═══ PROVIDED TEXT ═══

Variables | Group A (n=94) | Group B (n=87) |
---|---|---|
Age in yearsa | 53 (10.7) | 54 (10.6) |
Gender | ||
Male | 45 (47.8) | 36 (41.4) |
Female | 49 (52.2) | 51 (58.6) |
Medical history | ||
Alcohol consumption | 10 (10.6) | 4 (4.6) |
Hypertension | 25 (26.6) | 26 (29.9) |
Diabetes | 24 (25.5) | 25 (28.7) |
Obese | 35 (37.3) | 32 (36.8) |
Medication used | ||
CCB | 35 (37.4) | 29 (33.3) |
ARBs | 23 (24.3) | 22 (25.3) |
Statins | 10 (10.6) | 7 (8.1) |
Antidepressants | 8 (8.5) | 6 (6.9) |
Antidiabetic | 6 (6.4) | 12 (13.8) |
Occupation | ||
Employed | 37 (39.4) | 27 (31.0) |
Unemployed | 14 (14.9) | 11 (12.7) |
Business | 23 (24.5) | 31 (35.6) |
Daily wages | 7 (7.4) | 11 (12.7) |
Pensioner | 13 (13.8) | 7 (8.0) |
Socioeconomic class | ||
Upper | 7 (7.5) | 4 (4.6) |
Upper middle | 27 (28.7) | 15 (17.3) |
Lower middle | 24 (25.5) | 29 (33.3) |
Upper lower | 23 (24.5) | 33 (37.9) |
Lower | 13 (13.8) | 6 (6.9) |
Radiographic findings | ||
MRI venography | 56 (59.6) | 46 (52.9) |
CT venography | 38 (40.4) | 41 (47.1) |
Sinuses involved | ||
Superior sagittal sinus | 49 (52.1) | 43 (49.4) |
Right lateral sinus | 11 (11.7) | 8 (9.2) |
Left lateral sinus | 14 (14.9) | 19 (21.8) |
Straight sinus | 21 (22.3) | 16 (18.4) |
Cortical veins | 8 (8.5) | 13 (14.9) |
Jugular veins | 9 (9.6) | 11 (12.5) |
Parenchymal lesion on diagnostic neuroimaging | ||
Nonhemorrhagic lesion | 28 (29.8) | 31 (35.7) |
Hemorrhagic lesion | 32 (34.0) | 27 (31.0) |
Clinical presentation | ||
Seizure | 46 (48.9) | 41 (47.1) |
Aphasia | 29 (30.9) | 26 (29.9) |
Headache | 64 (68.0) | 59 (67.8) |
Hemiparesis | 27 (28.7) | 18 (20.7) |
Surgical decompression | 3 | 2 |
mRS at admission (median) | 4 | 3.8 |
Except age, other values are presented as n (%). Group A: vitamin K antagonist; Group B: newer oral anticoagulants. aValues are given as mean (SD). ARBs=angiotensin II receptor blockers, CCB=calcium channel blocker, CT=computed tomography, MRI=magnetic resonance imaging, mRS=modified Rankin Scale
Analysis of recanalization status revealed that patients in Group B (NOACs) had a higher rate of complete recanalization (59.7%) compared to Group A (VKAs) patients (52.1%), with a corresponding decrease in partial recanalization (34 [39.0%] in Group B vs. 41 [43.7%] in Group A). In addition, Group B showed a lower rate of no recanalization (1.1%) compared to Group A (4.2%). The difference in recanalization rates was found to be statistically significant (P = 0.04), suggesting a distinct advantage for NOACs in promoting more complete recanalization. Subgroup analysis within the NOACs group showed that there was a marginal increase in the number of recanalized patients in the dabigatran group, but it was statistically insignificant (P = 0.11). None of the patients experienced recurrent thromboembolic events during the follow-up period.

═══ INPUT DATA ═══

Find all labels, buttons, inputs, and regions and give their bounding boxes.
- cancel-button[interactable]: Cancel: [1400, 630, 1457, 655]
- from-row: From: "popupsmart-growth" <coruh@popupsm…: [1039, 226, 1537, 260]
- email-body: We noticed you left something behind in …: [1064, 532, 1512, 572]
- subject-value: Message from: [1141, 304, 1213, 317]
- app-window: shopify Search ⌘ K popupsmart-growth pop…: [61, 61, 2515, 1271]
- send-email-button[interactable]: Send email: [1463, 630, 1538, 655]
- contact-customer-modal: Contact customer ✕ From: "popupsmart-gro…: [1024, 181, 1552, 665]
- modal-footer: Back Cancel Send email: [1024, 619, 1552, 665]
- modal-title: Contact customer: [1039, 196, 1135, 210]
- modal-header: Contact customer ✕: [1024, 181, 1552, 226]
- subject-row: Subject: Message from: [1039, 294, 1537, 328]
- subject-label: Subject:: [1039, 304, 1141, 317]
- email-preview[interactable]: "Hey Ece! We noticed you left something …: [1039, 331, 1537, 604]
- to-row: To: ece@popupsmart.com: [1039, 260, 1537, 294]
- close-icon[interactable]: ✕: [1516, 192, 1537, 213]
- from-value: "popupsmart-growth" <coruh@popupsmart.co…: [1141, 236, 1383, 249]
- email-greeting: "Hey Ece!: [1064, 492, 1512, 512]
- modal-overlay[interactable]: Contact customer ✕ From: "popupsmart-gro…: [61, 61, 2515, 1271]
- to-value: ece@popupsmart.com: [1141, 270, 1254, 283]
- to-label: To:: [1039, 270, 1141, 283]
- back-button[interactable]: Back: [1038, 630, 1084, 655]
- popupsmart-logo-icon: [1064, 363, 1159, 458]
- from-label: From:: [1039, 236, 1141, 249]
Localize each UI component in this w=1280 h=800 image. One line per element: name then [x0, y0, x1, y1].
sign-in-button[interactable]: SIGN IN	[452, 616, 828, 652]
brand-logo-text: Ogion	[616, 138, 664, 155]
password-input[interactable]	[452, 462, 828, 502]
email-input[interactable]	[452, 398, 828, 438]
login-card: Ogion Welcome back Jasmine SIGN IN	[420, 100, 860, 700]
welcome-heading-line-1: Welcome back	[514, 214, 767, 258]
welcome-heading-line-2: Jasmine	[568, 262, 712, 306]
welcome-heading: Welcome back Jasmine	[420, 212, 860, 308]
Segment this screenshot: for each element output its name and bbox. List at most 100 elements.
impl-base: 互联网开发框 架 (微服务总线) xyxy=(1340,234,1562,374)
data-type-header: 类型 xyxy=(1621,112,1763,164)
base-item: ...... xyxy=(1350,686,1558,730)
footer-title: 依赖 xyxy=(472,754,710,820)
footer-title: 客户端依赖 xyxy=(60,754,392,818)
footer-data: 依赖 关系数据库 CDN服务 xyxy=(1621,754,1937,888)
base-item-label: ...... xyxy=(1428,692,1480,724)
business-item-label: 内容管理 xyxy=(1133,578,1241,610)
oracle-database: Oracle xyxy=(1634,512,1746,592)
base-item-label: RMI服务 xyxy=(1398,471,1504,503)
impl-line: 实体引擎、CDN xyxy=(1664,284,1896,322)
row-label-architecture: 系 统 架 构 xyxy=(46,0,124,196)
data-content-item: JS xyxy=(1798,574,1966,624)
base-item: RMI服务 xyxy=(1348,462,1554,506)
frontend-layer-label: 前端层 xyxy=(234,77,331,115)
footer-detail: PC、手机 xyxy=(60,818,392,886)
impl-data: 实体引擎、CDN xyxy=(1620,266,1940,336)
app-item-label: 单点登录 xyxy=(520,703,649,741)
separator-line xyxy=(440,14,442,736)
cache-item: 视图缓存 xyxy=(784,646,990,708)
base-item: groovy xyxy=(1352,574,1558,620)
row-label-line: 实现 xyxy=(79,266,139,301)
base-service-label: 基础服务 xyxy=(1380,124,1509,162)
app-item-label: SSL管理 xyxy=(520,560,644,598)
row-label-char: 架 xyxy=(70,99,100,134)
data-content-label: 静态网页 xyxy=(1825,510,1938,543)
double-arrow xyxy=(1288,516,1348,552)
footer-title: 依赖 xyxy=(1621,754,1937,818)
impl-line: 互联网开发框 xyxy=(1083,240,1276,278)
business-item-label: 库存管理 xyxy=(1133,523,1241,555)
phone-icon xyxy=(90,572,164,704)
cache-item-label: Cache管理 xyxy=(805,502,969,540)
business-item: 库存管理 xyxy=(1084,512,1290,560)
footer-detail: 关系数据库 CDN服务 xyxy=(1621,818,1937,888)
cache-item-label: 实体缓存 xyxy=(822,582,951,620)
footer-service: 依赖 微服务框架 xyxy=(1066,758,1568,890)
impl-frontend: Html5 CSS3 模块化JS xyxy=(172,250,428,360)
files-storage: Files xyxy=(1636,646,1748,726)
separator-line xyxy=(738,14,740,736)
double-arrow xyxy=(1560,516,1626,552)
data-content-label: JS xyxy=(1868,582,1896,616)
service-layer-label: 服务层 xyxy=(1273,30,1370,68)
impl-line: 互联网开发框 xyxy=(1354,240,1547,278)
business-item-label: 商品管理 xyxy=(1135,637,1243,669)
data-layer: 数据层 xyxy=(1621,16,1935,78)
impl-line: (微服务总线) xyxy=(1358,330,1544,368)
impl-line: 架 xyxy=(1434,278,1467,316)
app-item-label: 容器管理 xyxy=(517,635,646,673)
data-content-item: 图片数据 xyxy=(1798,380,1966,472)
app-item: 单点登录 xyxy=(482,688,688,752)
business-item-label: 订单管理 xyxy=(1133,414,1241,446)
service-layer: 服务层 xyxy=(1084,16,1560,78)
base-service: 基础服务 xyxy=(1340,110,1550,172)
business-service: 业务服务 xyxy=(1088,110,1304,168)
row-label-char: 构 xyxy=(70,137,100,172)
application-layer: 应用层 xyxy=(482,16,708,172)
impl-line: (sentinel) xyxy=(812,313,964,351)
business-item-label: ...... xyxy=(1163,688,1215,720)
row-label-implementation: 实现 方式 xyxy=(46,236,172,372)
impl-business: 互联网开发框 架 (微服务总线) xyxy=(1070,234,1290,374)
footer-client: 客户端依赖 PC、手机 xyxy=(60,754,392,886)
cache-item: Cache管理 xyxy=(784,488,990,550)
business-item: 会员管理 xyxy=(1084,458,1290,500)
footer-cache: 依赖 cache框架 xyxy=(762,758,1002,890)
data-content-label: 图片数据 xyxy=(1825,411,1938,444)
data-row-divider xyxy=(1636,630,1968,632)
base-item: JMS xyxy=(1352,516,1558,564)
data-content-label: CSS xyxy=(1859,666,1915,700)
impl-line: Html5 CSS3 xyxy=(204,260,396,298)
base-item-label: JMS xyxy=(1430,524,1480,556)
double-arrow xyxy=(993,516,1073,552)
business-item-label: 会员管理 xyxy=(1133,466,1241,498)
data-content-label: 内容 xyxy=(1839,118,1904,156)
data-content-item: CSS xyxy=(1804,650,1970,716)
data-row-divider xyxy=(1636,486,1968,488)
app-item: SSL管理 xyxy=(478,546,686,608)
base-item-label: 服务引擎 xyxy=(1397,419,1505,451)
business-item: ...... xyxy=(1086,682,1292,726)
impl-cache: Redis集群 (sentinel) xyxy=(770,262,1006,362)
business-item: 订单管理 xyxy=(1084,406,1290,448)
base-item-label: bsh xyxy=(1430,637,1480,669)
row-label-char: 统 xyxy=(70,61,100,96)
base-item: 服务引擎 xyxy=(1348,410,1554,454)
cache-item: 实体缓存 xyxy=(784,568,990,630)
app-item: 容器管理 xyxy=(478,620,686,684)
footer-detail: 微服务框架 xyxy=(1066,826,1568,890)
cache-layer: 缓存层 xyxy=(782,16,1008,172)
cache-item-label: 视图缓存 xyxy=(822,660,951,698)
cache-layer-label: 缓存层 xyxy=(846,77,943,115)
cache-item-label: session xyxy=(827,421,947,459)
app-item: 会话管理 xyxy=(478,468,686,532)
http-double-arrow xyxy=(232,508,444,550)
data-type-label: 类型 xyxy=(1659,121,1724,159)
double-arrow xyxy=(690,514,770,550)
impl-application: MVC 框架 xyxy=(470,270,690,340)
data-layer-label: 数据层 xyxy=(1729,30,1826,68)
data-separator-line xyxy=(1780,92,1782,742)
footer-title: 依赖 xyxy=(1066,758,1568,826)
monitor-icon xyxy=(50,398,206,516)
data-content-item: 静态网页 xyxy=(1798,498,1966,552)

═══

> YOUR INSTRUCTIONS
Answer these questions about the provided text on the two anticoagulant groups:
1. What is the mean age in years of Group B?
2. How many patients in Group A presented with headache?
3. What P value is reported for the difference in recanalization rates?

> ANSWER AREA
1. 54 years
2. 64 patients (68.0%)
3. P = 0.04